[Start Task inputs]

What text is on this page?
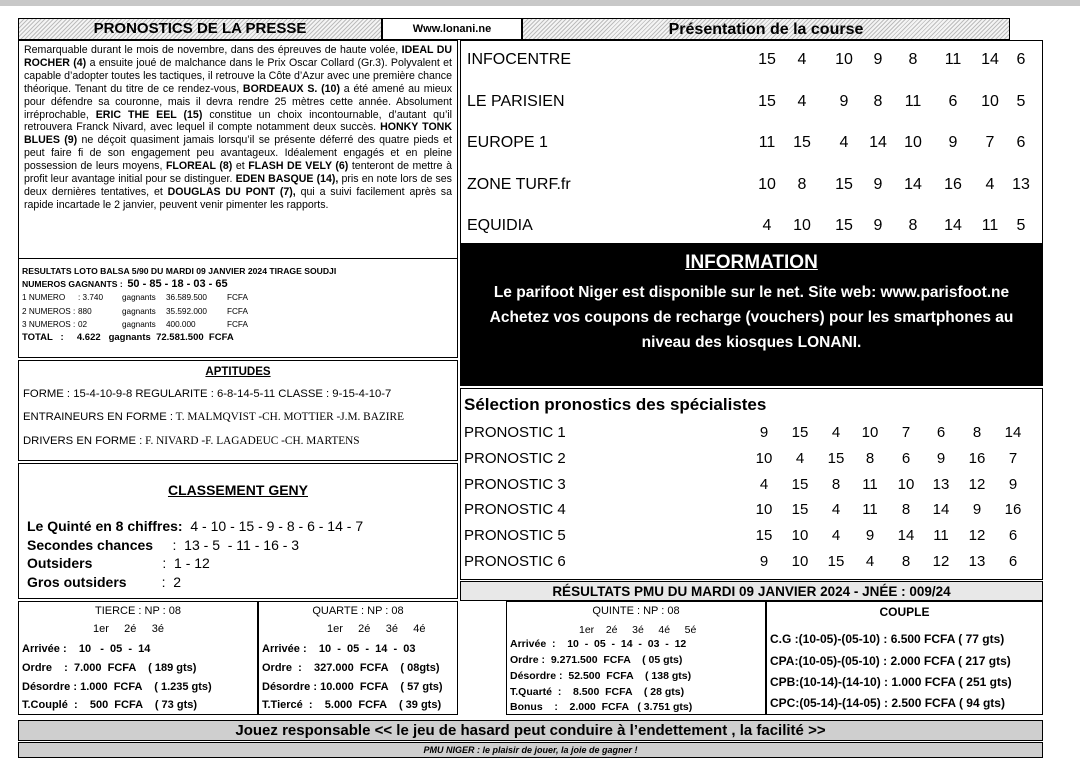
PRONOSTICS DE LA PRESSE	Www.lonani.ne	Présentation de la course
Remarquable durant le mois de novembre, dans des épreuves de haute volée, IDEAL DU ROCHER (4) a ensuite joué de malchance dans le Prix Oscar Collard (Gr.3). Polyvalent et capable d’adopter toutes les tactiques, il retrouve la Côte d’Azur avec une première chance théorique. Tenant du titre de ce rendez-vous, BORDEAUX S. (10) a été amené au mieux pour défendre sa couronne, mais il devra rendre 25 mètres cette année. Absolument irréprochable, ERIC THE EEL (15) constitue un choix incontournable, d’autant qu’il retrouvera Franck Nivard, avec lequel il compte notamment deux succès. HONKY TONK BLUES (9) ne déçoit quasiment jamais lorsqu’il se présente déferré des quatre pieds et peut faire fi de son engagement peu avantageux. Idéalement engagés et en pleine possession de leurs moyens, FLOREAL (8) et FLASH DE VELY (6) tenteront de mettre à profit leur avantage initial pour se distinguer. EDEN BASQUE (14), pris en note lors de ses deux dernières tentatives, et DOUGLAS DU PONT (7), qui a suivi facilement après sa rapide incartade le 2 janvier, peuvent venir pimenter les rapports.
INFOCENTRE	15	4	10	9	8	11	14	6
LE PARISIEN	15	4	9	8	11	6	10	5
EUROPE 1	11	15	4	14	10	9	7	6
ZONE TURF.fr	10	8	15	9	14	16	4	13
EQUIDIA	4	10	15	9	8	14	11	5
RESULTATS LOTO BALSA 5/90 DU MARDI 09 JANVIER 2024 TIRAGE SOUDJI
NUMEROS GAGNANTS : 50 - 85 - 18 - 03 - 65
1 NUMERO : 3.740 gagnants 36.589.500 FCFA
2 NUMEROS : 880	gagnants 35.592.000 FCFA
3 NUMEROS : 02	gagnants 400.000	FCFA
TOTAL   :     4.622   gagnants  72.581.500  FCFA
INFORMATION
Le parifoot Niger est disponible sur le net. Site web: www.parisfoot.ne
Achetez vos coupons de recharge (vouchers) pour les smartphones au
niveau des kiosques LONANI.
APTITUDES
FORME : 15-4-10-9-8 REGULARITE : 6-8-14-5-11 CLASSE : 9-15-4-10-7
ENTRAINEURS EN FORME : T. MALMQVIST -CH. MOTTIER -J.M. BAZIRE
DRIVERS EN FORME : F. NIVARD -F. LAGADEUC -CH. MARTENS
CLASSEMENT GENY
Le Quinté en 8 chiffres:  4 - 10 - 15 - 9 - 8 - 6 - 14 - 7
Secondes chances     :  13 - 5  - 11 - 16 - 3
Outsiders                  :  1 - 12
Gros outsiders         :  2
Sélection pronostics des spécialistes
PRONOSTIC 1	9	15	4	10	7	6	8	14
PRONOSTIC 2	10	4	15	8	6	9	16	7
PRONOSTIC 3	4	15	8	11	10	13	12	9
PRONOSTIC 4	10	15	4	11	8	14	9	16
PRONOSTIC 5	15	10	4	9	14	11	12	6
PRONOSTIC 6	9	10	15	4	8	12	13	6
RÉSULTATS PMU DU MARDI 09 JANVIER 2024 - JNÉE : 009/24
TIERCE : NP : 08
1er     2é     3é
Arrivée :    10   -  05  -  14
Ordre    :  7.000  FCFA    ( 189 gts)
Désordre : 1.000  FCFA    ( 1.235 gts)
T.Couplé  :    500  FCFA    ( 73 gts)
QUARTE : NP : 08
1er     2é     3é     4é
Arrivée :    10  -  05  -  14  -  03
Ordre  :    327.000  FCFA    ( 08gts)
Désordre : 10.000  FCFA    ( 57 gts)
T.Tiercé  :    5.000  FCFA    ( 39 gts)
QUINTE : NP : 08
1er    2é     3é     4é     5é
Arrivée  :    10  -  05  -  14  -  03  -  12
Ordre :  9.271.500  FCFA    ( 05 gts)
Désordre :  52.500  FCFA    ( 138 gts)
T.Quarté  :    8.500  FCFA    ( 28 gts)
Bonus    :    2.000  FCFA   ( 3.751 gts)
COUPLE
C.G :(10-05)-(05-10) : 6.500 FCFA ( 77 gts)
CPA:(10-05)-(05-10) : 2.000 FCFA ( 217 gts)
CPB:(10-14)-(14-10) : 1.000 FCFA ( 251 gts)
CPC:(05-14)-(14-05) : 2.500 FCFA ( 94 gts)
Jouez responsable << le jeu de hasard peut conduire à l’endettement , la facilité >>
PMU NIGER : le plaisir de jouer, la joie de gagner !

[End Task inputs]

Exercise directions:
Each line that holds the string "Arrivée" counts once; give the total and nothing else.

Output for this task:
3